→ **GIVEN DATA**
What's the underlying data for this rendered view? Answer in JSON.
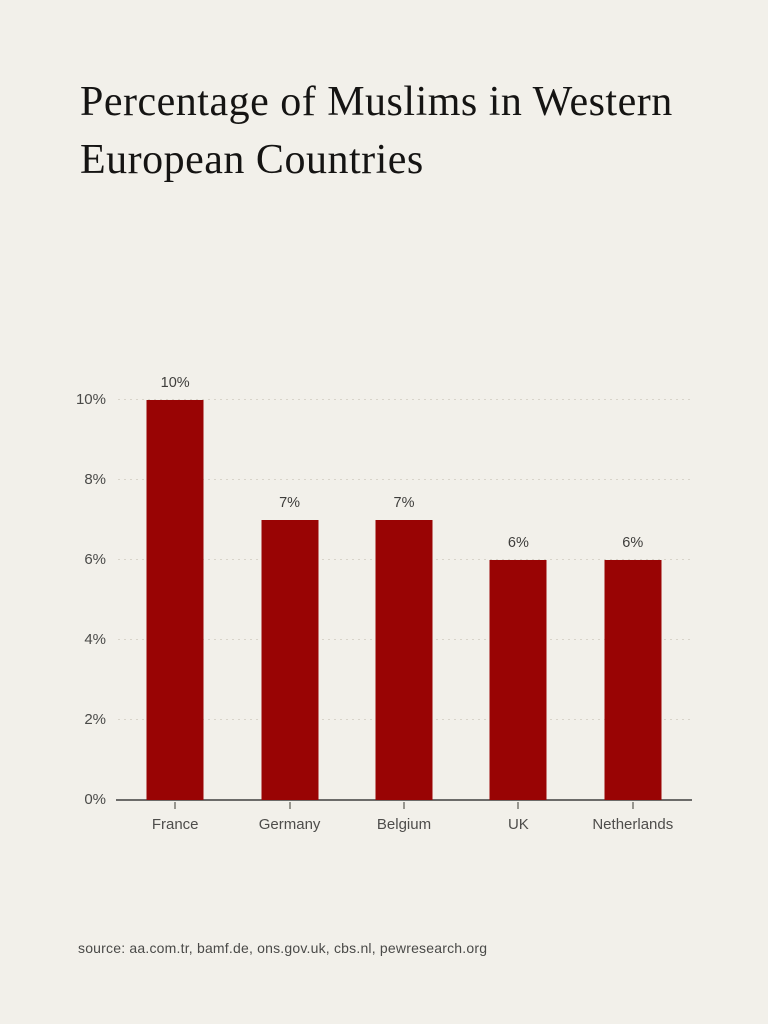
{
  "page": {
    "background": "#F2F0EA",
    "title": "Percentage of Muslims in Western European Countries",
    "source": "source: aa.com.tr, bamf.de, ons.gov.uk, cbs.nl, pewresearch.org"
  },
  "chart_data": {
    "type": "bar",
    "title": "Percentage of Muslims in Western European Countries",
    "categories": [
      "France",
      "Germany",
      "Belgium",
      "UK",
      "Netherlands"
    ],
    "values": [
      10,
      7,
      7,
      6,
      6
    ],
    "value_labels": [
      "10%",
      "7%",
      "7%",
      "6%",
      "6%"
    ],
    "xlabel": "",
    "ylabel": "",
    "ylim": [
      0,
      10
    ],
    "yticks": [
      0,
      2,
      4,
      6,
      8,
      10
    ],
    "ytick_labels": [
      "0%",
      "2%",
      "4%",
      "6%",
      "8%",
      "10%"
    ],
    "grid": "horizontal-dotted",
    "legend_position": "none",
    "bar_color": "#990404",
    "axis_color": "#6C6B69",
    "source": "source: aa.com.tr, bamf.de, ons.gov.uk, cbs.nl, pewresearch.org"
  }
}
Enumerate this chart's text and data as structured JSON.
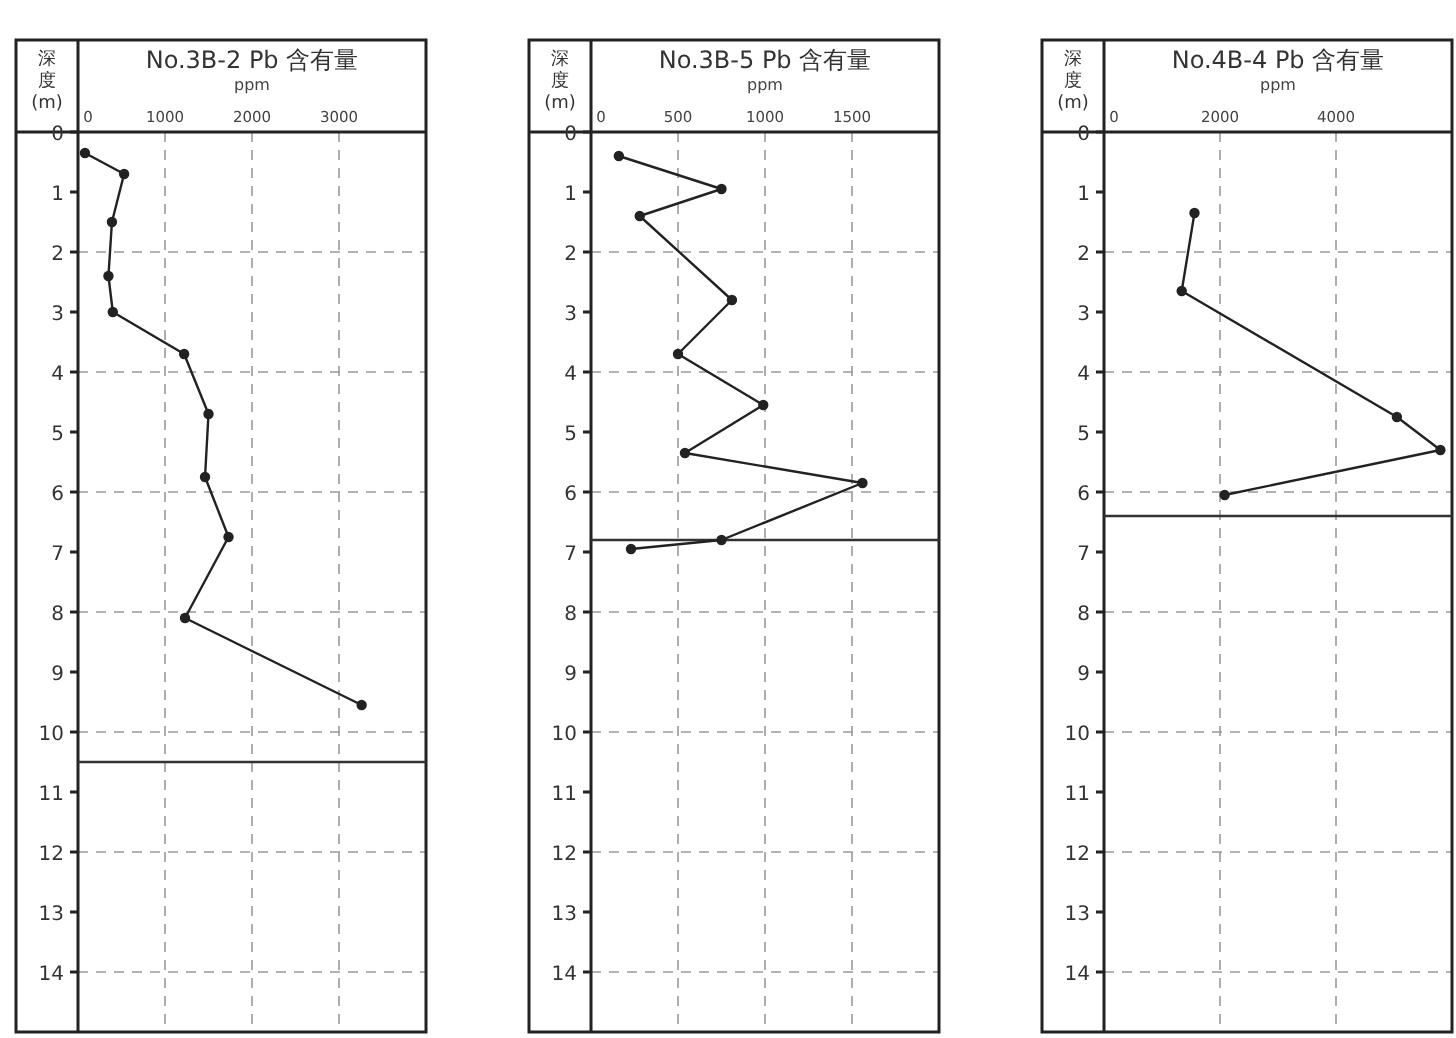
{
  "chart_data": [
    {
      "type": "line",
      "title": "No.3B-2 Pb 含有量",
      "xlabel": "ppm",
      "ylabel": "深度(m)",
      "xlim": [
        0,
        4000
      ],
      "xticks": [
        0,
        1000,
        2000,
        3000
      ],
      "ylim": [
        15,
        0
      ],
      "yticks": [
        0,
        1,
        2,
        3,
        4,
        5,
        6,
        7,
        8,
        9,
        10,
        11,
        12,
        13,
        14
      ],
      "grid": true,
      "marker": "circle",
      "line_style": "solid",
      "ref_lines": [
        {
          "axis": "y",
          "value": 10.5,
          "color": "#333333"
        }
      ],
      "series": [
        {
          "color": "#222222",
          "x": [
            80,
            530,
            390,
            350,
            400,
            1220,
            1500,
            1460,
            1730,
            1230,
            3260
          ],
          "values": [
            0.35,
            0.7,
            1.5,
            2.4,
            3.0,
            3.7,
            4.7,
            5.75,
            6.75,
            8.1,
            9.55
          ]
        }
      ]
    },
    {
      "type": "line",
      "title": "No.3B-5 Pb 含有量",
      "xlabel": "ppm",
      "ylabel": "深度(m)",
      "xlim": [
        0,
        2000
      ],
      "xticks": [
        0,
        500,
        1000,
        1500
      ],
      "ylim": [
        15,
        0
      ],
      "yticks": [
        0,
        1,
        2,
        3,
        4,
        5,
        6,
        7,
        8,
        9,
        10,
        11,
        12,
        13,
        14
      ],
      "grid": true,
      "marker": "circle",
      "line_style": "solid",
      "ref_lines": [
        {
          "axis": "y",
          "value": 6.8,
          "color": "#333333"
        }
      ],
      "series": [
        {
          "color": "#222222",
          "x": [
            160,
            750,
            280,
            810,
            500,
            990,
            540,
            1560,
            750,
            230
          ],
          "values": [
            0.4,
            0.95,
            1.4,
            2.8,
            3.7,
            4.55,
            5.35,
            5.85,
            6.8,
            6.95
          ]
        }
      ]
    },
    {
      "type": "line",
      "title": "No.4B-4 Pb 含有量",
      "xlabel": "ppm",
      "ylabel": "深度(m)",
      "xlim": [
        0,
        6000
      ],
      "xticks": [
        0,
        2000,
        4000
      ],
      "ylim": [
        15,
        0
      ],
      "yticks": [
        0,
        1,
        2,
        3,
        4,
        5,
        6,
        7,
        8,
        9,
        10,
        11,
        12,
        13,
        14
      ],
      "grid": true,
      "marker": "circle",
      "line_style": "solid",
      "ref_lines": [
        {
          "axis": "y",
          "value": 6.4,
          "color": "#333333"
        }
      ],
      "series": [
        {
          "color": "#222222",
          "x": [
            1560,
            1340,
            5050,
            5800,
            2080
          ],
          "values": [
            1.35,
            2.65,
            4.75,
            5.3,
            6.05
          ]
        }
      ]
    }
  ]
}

* * *

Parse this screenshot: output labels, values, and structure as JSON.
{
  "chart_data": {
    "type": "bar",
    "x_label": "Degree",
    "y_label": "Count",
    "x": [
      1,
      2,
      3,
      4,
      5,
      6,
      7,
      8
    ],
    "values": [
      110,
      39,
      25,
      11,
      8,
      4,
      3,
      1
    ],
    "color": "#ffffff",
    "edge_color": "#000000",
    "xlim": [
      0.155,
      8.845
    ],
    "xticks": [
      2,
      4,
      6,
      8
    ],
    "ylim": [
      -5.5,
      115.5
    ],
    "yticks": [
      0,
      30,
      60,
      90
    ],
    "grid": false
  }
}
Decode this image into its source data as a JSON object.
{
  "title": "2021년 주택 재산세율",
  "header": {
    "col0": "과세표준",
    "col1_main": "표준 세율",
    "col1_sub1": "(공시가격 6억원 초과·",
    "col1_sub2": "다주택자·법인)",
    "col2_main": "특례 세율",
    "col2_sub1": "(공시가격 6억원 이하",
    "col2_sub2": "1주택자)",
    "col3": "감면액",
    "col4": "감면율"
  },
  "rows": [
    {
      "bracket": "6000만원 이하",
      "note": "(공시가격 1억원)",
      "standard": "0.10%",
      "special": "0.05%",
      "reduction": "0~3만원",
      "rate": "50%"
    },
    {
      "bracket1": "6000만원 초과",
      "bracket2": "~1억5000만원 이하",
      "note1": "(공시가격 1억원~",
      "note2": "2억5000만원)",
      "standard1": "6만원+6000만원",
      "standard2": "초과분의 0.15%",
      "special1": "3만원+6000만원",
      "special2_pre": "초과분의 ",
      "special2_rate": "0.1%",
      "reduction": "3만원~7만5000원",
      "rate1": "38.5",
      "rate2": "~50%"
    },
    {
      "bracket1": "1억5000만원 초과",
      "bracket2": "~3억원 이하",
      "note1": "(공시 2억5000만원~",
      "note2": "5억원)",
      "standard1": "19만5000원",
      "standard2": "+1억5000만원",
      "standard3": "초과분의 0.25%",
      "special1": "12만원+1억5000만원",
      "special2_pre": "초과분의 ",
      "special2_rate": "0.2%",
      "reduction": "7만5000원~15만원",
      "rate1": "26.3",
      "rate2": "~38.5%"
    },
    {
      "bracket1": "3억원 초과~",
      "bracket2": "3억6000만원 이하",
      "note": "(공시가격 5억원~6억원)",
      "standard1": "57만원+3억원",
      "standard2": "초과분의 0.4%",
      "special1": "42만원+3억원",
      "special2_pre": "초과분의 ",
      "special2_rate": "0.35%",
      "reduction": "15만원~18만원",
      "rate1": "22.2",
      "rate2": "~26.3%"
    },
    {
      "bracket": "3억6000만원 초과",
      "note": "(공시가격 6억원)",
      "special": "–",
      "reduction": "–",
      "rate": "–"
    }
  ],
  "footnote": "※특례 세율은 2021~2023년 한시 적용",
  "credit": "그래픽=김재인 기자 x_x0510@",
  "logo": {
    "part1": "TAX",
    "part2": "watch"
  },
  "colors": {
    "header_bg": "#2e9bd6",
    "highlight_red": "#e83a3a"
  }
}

--

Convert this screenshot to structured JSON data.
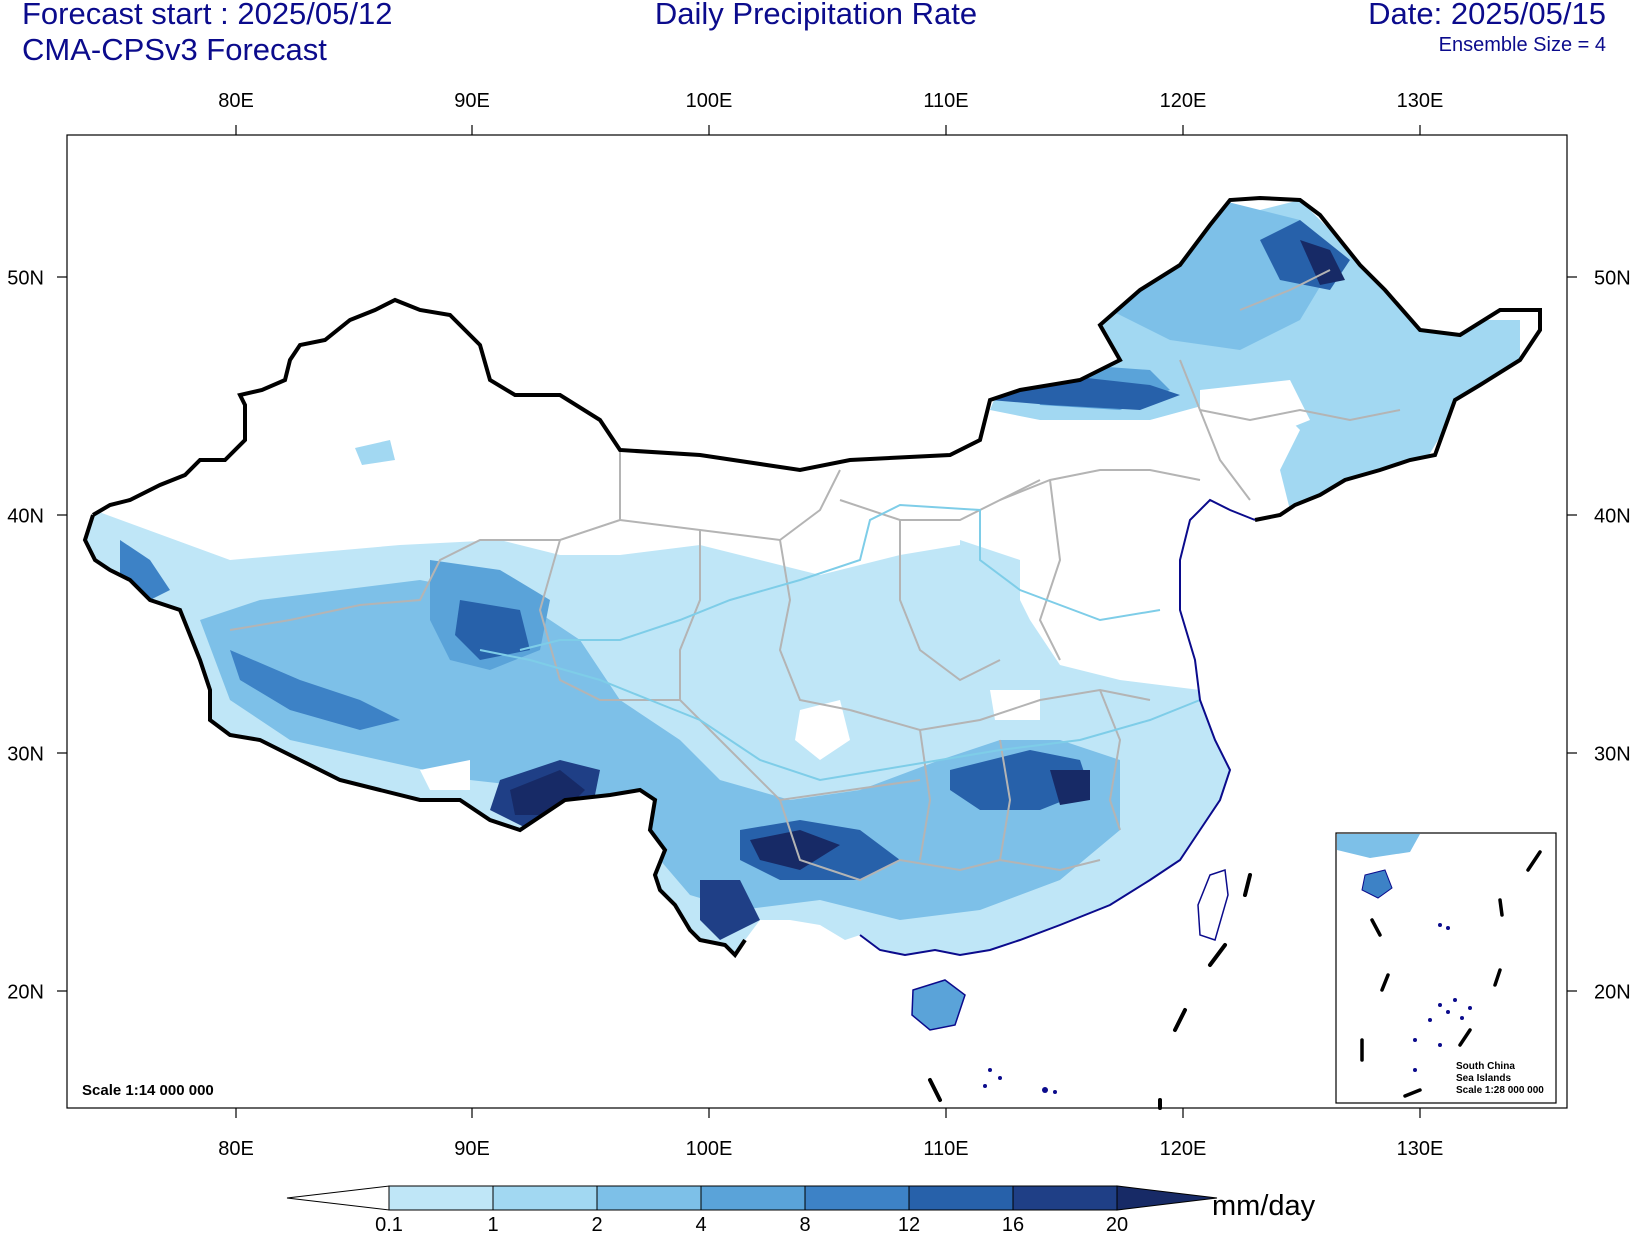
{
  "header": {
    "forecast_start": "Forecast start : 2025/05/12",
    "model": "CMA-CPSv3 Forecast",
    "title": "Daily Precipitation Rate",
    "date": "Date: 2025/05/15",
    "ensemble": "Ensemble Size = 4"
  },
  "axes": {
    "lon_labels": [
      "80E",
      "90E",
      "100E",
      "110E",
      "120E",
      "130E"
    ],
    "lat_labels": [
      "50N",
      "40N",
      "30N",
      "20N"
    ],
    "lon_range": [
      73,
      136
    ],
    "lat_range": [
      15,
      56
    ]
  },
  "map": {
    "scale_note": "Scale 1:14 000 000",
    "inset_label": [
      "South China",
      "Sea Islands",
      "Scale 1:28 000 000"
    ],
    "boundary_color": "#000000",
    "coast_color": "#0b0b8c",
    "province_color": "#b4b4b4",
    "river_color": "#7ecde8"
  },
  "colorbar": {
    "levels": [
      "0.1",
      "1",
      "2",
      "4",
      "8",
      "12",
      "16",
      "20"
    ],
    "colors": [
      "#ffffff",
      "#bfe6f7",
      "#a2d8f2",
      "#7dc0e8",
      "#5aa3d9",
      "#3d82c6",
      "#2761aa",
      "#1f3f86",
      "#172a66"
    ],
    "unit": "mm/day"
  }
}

→ **EXERCISE TASK**
List all lines holding the string "공시가격".

→ **CORRECT ANSWER**
    "col1_sub1": "(공시가격 6억원 초과·",
    "col2_sub1": "(공시가격 6억원 이하",
      "note": "(공시가격 1억원)",
      "note1": "(공시가격 1억원~",
      "note": "(공시가격 5억원~6억원)",
      "note": "(공시가격 6억원)",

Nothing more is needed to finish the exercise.